----- Supplied records

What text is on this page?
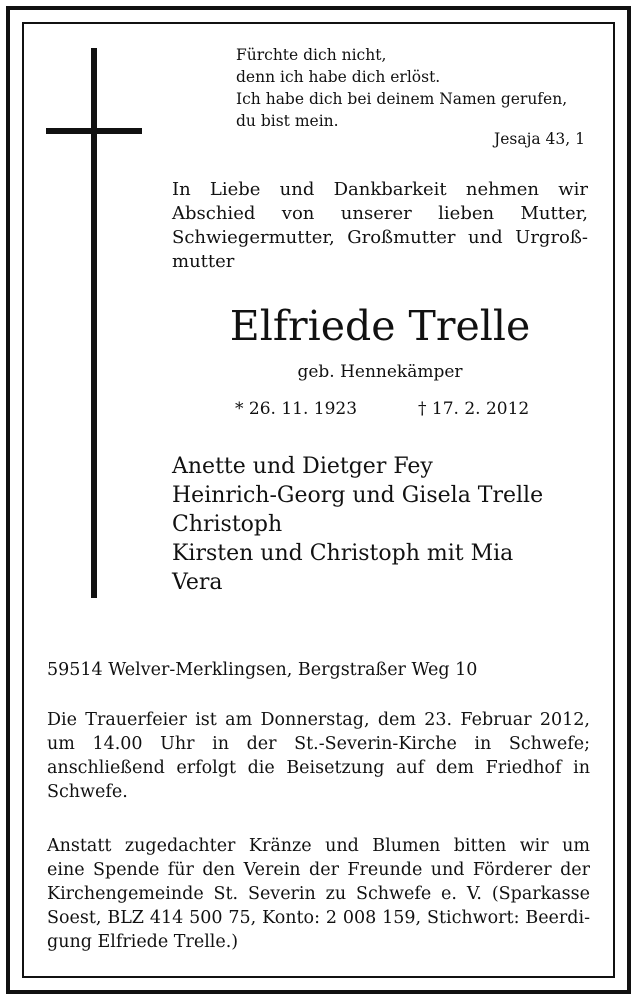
Fürchte dich nicht,
denn ich habe dich erlöst.
Ich habe dich bei deinem Namen gerufen,
du bist mein.
Jesaja 43, 1
In Liebe und Dankbarkeit nehmen wir
Abschied von unserer lieben Mutter,
Schwiegermutter, Großmutter und Urgroß-
mutter
Elfriede Trelle
geb. Hennekämper
* 26. 11. 1923	† 17. 2. 2012
Anette und Dietger Fey
Heinrich-Georg und Gisela Trelle
Christoph
Kirsten und Christoph mit Mia
Vera
59514 Welver-Merklingsen, Bergstraßer Weg 10
Die Trauerfeier ist am Donnerstag, dem 23. Februar 2012,
um 14.00 Uhr in der St.-Severin-Kirche in Schwefe;
anschließend erfolgt die Beisetzung auf dem Friedhof in
Schwefe.
Anstatt zugedachter Kränze und Blumen bitten wir um
eine Spende für den Verein der Freunde und Förderer der
Kirchengemeinde St. Severin zu Schwefe e. V. (Sparkasse
Soest, BLZ 414 500 75, Konto: 2 008 159, Stichwort: Beerdi-
gung Elfriede Trelle.)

----------

*Stated task*
Copy each line of the records above that carries the word "Trelle".

*Correct response*
Elfriede Trelle
Heinrich-Georg und Gisela Trelle
gung Elfriede Trelle.)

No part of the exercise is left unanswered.